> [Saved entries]

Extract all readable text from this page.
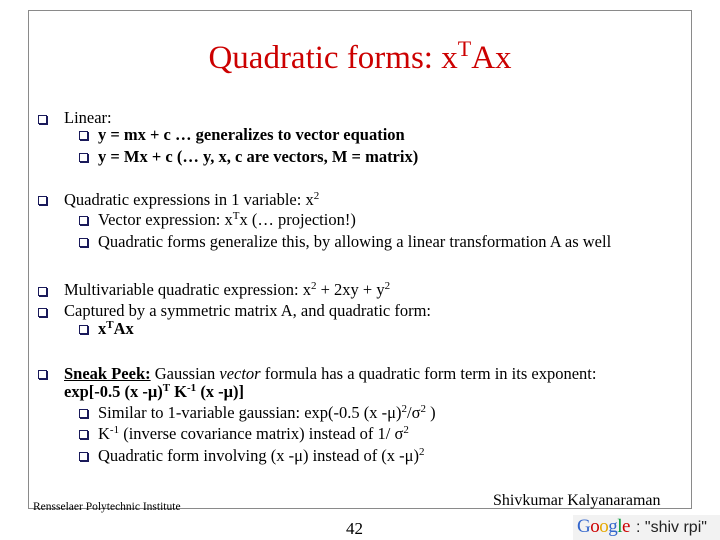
Quadratic forms: $x^TAx$
Linear:
y = mx + c … generalizes to vector equation
y = Mx + c (… y, x, c are vectors, M = matrix)
Quadratic expressions in 1 variable: $x^2$
Vector expression: $x^Tx$ (… projection!)
Quadratic forms generalize this, by allowing a linear transformation A as well
Multivariable quadratic expression: $x^2 + 2xy + y^2$
Captured by a symmetric matrix A, and quadratic form:
$x^TAx$
Sneak Peek: Gaussian vector formula has a quadratic form term in its exponent:
exp[-0.5 (x -μ)$^T$ $K^{-1}$ (x -μ)]
Similar to 1-variable gaussian: exp(-0.5 (x $-\mu)^2/\sigma^2$ )
$K^{-1}$ (inverse covariance matrix) instead of 1/ $\sigma^2$
Quadratic form involving (x -μ) instead of (x -μ)$^2$
Rensselaer Polytechnic Institute	Shivkumar Kalyanaraman
42	Google : "shiv rpi"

> [Objective] Return the records exactly. Don't carry the pictures over.

> [Reply to the exercise]
Extract all readable text from this page.
Quadratic forms: $x^TAx$
Linear:
y = mx + c … generalizes to vector equation
y = Mx + c (… y, x, c are vectors, M = matrix)
Quadratic expressions in 1 variable: $x^2$
Vector expression: $x^Tx$ (… projection!)
Quadratic forms generalize this, by allowing a linear transformation A as well
Multivariable quadratic expression: $x^2 + 2xy + y^2$
Captured by a symmetric matrix A, and quadratic form:
$x^TAx$
Sneak Peek: Gaussian vector formula has a quadratic form term in its exponent:
exp[-0.5 (x -μ)$^T$ $K^{-1}$ (x -μ)]
Similar to 1-variable gaussian: exp(-0.5 (x $-\mu)^2/\sigma^2$ )
$K^{-1}$ (inverse covariance matrix) instead of 1/ $\sigma^2$
Quadratic form involving (x -μ) instead of (x -μ)$^2$
Rensselaer Polytechnic Institute	Shivkumar Kalyanaraman
42	Google : "shiv rpi"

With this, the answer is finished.